(begin)

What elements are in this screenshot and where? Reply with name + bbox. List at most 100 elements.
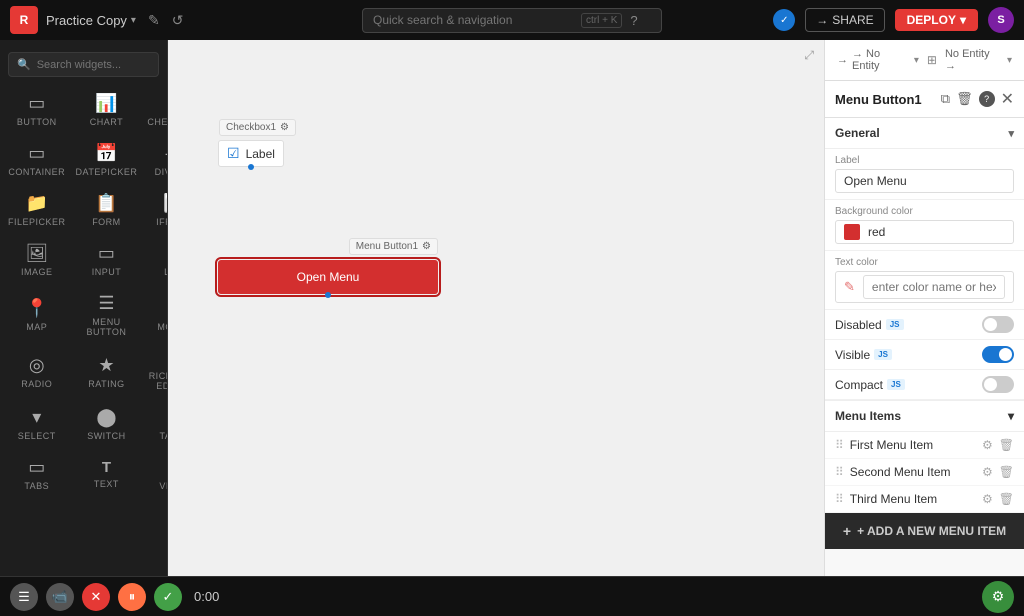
bg-color-picker[interactable]: red (835, 220, 1014, 244)
compact-toggle[interactable] (982, 376, 1014, 393)
visible-toggle[interactable] (982, 346, 1014, 363)
canvas-resize-icon[interactable]: ⤢ (804, 48, 814, 63)
widget-iframe[interactable]: ⬜IFRAME (143, 185, 168, 233)
text-color-input[interactable] (863, 275, 1005, 299)
widget-datepicker[interactable]: 📅DATEPICKER (72, 135, 142, 183)
panel-content: General ▾ Label Background color red Tex… (825, 118, 1024, 576)
datepicker-widget-icon: 📅 (95, 143, 117, 164)
bottom-check-button[interactable]: ✓ (154, 583, 182, 611)
chart-widget-label: CHART (90, 117, 123, 127)
chart-widget-icon: 📊 (95, 93, 117, 114)
menu-item-delete-1[interactable]: 🗑 (999, 465, 1014, 479)
compact-js-badge[interactable]: JS (887, 379, 905, 390)
visible-js-badge[interactable]: JS (874, 349, 892, 360)
button-widget-icon: ▭ (28, 93, 45, 114)
menubutton-canvas-button[interactable]: Open Menu (218, 260, 438, 294)
drag-handle-0[interactable]: ⠿ (835, 438, 844, 452)
delete-icon[interactable]: 🗑 (956, 91, 973, 107)
topbar: R Practice Copy ▾ ✎ ↺ ctrl + K ? ✓ → SHA… (0, 0, 1024, 40)
text-color-field: Text color ✎ (825, 251, 1024, 310)
widget-rating[interactable]: ★RATING (72, 345, 142, 397)
drag-handle-1[interactable]: ⠿ (835, 465, 844, 479)
edit-project-icon[interactable]: ✎ (148, 12, 160, 29)
entity-left-arrow: → (837, 54, 848, 66)
panel-help-icon[interactable]: ? (979, 91, 995, 107)
video-widget-label: VIDEO (159, 481, 168, 491)
text-color-pencil-icon: ✎ (844, 279, 855, 295)
widget-search[interactable]: 🔍 (8, 52, 159, 77)
project-name[interactable]: Practice Copy ▾ (46, 13, 136, 28)
selection-handle-bottom (248, 164, 254, 170)
bottom-close-button[interactable]: ✕ (82, 583, 110, 611)
menu-item-delete-2[interactable]: 🗑 (999, 492, 1014, 506)
widget-text[interactable]: TTEXT (72, 449, 142, 497)
canvas-checkbox-widget[interactable]: Checkbox1 ⚙ ☑ Label (218, 140, 284, 167)
widget-checkbox[interactable]: ☑CHECKBOX (143, 85, 168, 133)
entity-grid-icon[interactable]: ⊞ (927, 53, 937, 67)
menu-item-gear-1[interactable]: ⚙ (982, 465, 993, 479)
bottom-right-button[interactable]: ⚙ (982, 581, 1014, 613)
user-avatar[interactable]: S (988, 7, 1014, 33)
topbar-right-actions: ✓ → SHARE DEPLOY ▾ S (773, 7, 1014, 33)
widget-search-input[interactable] (37, 59, 150, 71)
canvas-menubutton-widget[interactable]: Menu Button1 ⚙ Open Menu (218, 260, 438, 294)
share-icon: → (816, 13, 828, 27)
menu-item-gear-0[interactable]: ⚙ (982, 438, 993, 452)
widget-divider[interactable]: —DIVIDER (143, 135, 168, 183)
bg-color-label: Background color (835, 206, 1014, 217)
tabs-widget-label: TABS (24, 481, 49, 491)
general-section-header[interactable]: General ▾ (825, 118, 1024, 149)
widget-chart[interactable]: 📊 CHART (72, 85, 142, 133)
menu-button-widget-icon: ☰ (98, 293, 114, 314)
table-widget-label: TABLE (159, 431, 168, 441)
history-icon[interactable]: ↺ (172, 12, 184, 29)
widget-radio[interactable]: ◎RADIO (4, 345, 70, 397)
widget-modal[interactable]: ◻MODAL (143, 285, 168, 343)
widget-filepicker[interactable]: 📁FILEPICKER (4, 185, 70, 233)
text-widget-icon: T (102, 459, 111, 476)
drag-handle-2[interactable]: ⠿ (835, 492, 844, 506)
checkbox-settings-icon[interactable]: ⚙ (280, 122, 289, 133)
text-color-picker[interactable]: ✎ (835, 271, 1014, 303)
widget-container[interactable]: ▭CONTAINER (4, 135, 70, 183)
widget-video[interactable]: ▷VIDEO (143, 449, 168, 497)
label-input[interactable] (835, 169, 1014, 193)
copy-icon[interactable]: ⧉ (941, 91, 950, 107)
form-widget-icon: 📋 (95, 193, 117, 214)
share-label: SHARE (832, 13, 873, 27)
widget-search-icon: 🔍 (17, 58, 31, 71)
entity-left[interactable]: → → No Entity ▾ (833, 46, 923, 74)
menu-item-delete-0[interactable]: 🗑 (999, 438, 1014, 452)
text-color-label: Text color (835, 257, 1014, 268)
widget-tabs[interactable]: ▭TABS (4, 449, 70, 497)
widget-menu-button[interactable]: ☰MENU BUTTON (72, 285, 142, 343)
checkbox-text: Label (246, 147, 275, 161)
widget-image[interactable]: 🖼IMAGE (4, 235, 70, 283)
close-panel-icon[interactable]: ✕ (1001, 89, 1014, 109)
add-menu-item-button[interactable]: + + ADD A NEW MENU ITEM (825, 513, 1024, 549)
search-input[interactable] (373, 13, 573, 27)
widget-list[interactable]: ≡LISTBeta (143, 235, 168, 283)
menu-item-gear-2[interactable]: ⚙ (982, 492, 993, 506)
widget-rich-text[interactable]: TRICH TEXT EDITOR (143, 345, 168, 397)
bottom-menu-button[interactable]: ☰ (10, 583, 38, 611)
canvas-area[interactable]: ⤢ Checkbox1 ⚙ ☑ Label Menu Button1 ⚙ Ope… (168, 40, 824, 576)
widget-map[interactable]: 📍MAP (4, 285, 70, 343)
widget-select[interactable]: ▾SELECT (4, 399, 70, 447)
checkbox-widget-label: CHECKBOX (147, 117, 168, 127)
widget-input[interactable]: ▭INPUT (72, 235, 142, 283)
widget-button[interactable]: ▭BUTTON (4, 85, 70, 133)
widget-switch[interactable]: ⬤SWITCH (72, 399, 142, 447)
disabled-js-badge[interactable]: JS (886, 319, 904, 330)
widget-table[interactable]: ▦TABLE (143, 399, 168, 447)
entity-right[interactable]: No Entity → ▾ (941, 46, 1016, 74)
share-button[interactable]: → SHARE (805, 8, 884, 32)
menu-items-header[interactable]: Menu Items ▾ (825, 401, 1024, 432)
deploy-button[interactable]: DEPLOY ▾ (895, 9, 978, 31)
bottom-pause-button[interactable]: ⏸ (118, 583, 146, 611)
bottom-video-button[interactable]: 📹 (46, 583, 74, 611)
menubutton-settings-icon[interactable]: ⚙ (422, 241, 431, 252)
search-bar[interactable]: ctrl + K ? (362, 8, 662, 33)
disabled-toggle[interactable] (982, 316, 1014, 333)
widget-form[interactable]: 📋FORM (72, 185, 142, 233)
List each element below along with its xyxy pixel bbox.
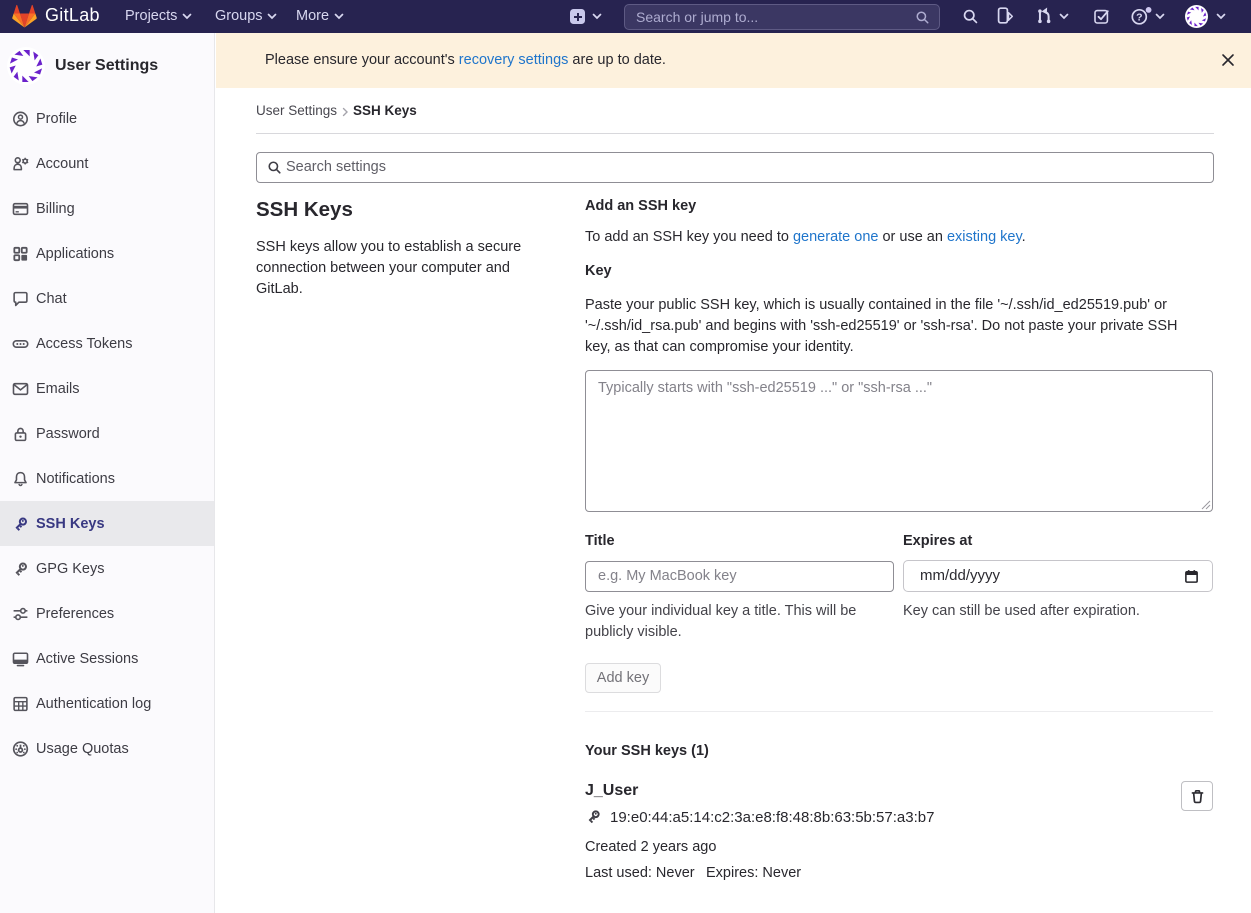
svg-text:?: ? (1136, 12, 1142, 24)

(end)

» **Exercise prompt**
Reproduce the listing verbatim, starting at the line that contains "bg-color-picker[interactable]: red (835, 220, 1014, 244)" and stopping after the line that contains "button-widget-icon: ▭ (28, 93, 45, 114)".

» **Correct answer**
bg-color-picker[interactable]: red (835, 220, 1014, 244)
compact-toggle[interactable] (982, 376, 1014, 393)
visible-toggle[interactable] (982, 346, 1014, 363)
canvas-resize-icon[interactable]: ⤢ (804, 48, 814, 63)
widget-iframe[interactable]: ⬜IFRAME (143, 185, 168, 233)
text-color-input[interactable] (863, 275, 1005, 299)
widget-datepicker[interactable]: 📅DATEPICKER (72, 135, 142, 183)
panel-content: General ▾ Label Background color red Tex… (825, 118, 1024, 576)
datepicker-widget-icon: 📅 (95, 143, 117, 164)
bottom-check-button[interactable]: ✓ (154, 583, 182, 611)
chart-widget-label: CHART (90, 117, 123, 127)
chart-widget-icon: 📊 (95, 93, 117, 114)
menu-item-delete-1[interactable]: 🗑 (999, 465, 1014, 479)
compact-js-badge[interactable]: JS (887, 379, 905, 390)
visible-js-badge[interactable]: JS (874, 349, 892, 360)
button-widget-icon: ▭ (28, 93, 45, 114)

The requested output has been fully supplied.